Reproduce the listing below without any change.
○ ○ ○ ○ ○ ○ ○
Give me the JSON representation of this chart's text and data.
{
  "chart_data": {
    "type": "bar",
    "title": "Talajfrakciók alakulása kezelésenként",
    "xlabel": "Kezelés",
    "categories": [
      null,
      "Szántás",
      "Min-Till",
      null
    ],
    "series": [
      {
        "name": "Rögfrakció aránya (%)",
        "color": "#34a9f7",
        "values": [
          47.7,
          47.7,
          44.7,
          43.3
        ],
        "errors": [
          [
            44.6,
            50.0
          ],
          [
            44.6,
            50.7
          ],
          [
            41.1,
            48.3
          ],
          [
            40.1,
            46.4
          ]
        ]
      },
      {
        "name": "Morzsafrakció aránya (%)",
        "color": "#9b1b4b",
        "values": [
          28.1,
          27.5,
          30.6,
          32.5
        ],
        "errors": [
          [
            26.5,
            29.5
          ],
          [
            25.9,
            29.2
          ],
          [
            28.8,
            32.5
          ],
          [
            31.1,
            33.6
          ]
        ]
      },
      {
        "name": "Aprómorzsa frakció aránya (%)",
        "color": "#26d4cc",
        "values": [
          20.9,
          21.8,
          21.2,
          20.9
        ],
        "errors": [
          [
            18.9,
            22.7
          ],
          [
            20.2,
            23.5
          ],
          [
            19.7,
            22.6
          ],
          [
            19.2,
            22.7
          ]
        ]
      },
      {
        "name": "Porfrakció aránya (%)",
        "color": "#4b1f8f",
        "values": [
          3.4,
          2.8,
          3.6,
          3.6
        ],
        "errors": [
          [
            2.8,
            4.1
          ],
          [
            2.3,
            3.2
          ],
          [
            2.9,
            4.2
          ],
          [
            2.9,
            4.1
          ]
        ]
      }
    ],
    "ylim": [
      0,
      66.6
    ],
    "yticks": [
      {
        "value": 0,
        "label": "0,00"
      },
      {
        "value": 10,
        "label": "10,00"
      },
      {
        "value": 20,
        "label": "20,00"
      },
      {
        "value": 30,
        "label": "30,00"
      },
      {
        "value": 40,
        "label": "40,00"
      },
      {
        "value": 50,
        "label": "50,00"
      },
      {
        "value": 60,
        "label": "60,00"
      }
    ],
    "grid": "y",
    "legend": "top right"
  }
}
○ ○ ○ ○ ○ ○ ○
COMPLETE RESPONSE:
Give me the JSON representation of this chart's text and data.
{
  "chart_data": {
    "type": "bar",
    "title": "Talajfrakciók alakulása kezelésenként",
    "xlabel": "Kezelés",
    "categories": [
      null,
      "Szántás",
      "Min-Till",
      null
    ],
    "series": [
      {
        "name": "Rögfrakció aránya (%)",
        "color": "#34a9f7",
        "values": [
          47.7,
          47.7,
          44.7,
          43.3
        ],
        "errors": [
          [
            44.6,
            50.0
          ],
          [
            44.6,
            50.7
          ],
          [
            41.1,
            48.3
          ],
          [
            40.1,
            46.4
          ]
        ]
      },
      {
        "name": "Morzsafrakció aránya (%)",
        "color": "#9b1b4b",
        "values": [
          28.1,
          27.5,
          30.6,
          32.5
        ],
        "errors": [
          [
            26.5,
            29.5
          ],
          [
            25.9,
            29.2
          ],
          [
            28.8,
            32.5
          ],
          [
            31.1,
            33.6
          ]
        ]
      },
      {
        "name": "Aprómorzsa frakció aránya (%)",
        "color": "#26d4cc",
        "values": [
          20.9,
          21.8,
          21.2,
          20.9
        ],
        "errors": [
          [
            18.9,
            22.7
          ],
          [
            20.2,
            23.5
          ],
          [
            19.7,
            22.6
          ],
          [
            19.2,
            22.7
          ]
        ]
      },
      {
        "name": "Porfrakció aránya (%)",
        "color": "#4b1f8f",
        "values": [
          3.4,
          2.8,
          3.6,
          3.6
        ],
        "errors": [
          [
            2.8,
            4.1
          ],
          [
            2.3,
            3.2
          ],
          [
            2.9,
            4.2
          ],
          [
            2.9,
            4.1
          ]
        ]
      }
    ],
    "ylim": [
      0,
      66.6
    ],
    "yticks": [
      {
        "value": 0,
        "label": "0,00"
      },
      {
        "value": 10,
        "label": "10,00"
      },
      {
        "value": 20,
        "label": "20,00"
      },
      {
        "value": 30,
        "label": "30,00"
      },
      {
        "value": 40,
        "label": "40,00"
      },
      {
        "value": 50,
        "label": "50,00"
      },
      {
        "value": 60,
        "label": "60,00"
      }
    ],
    "grid": "y",
    "legend": "top right"
  }
}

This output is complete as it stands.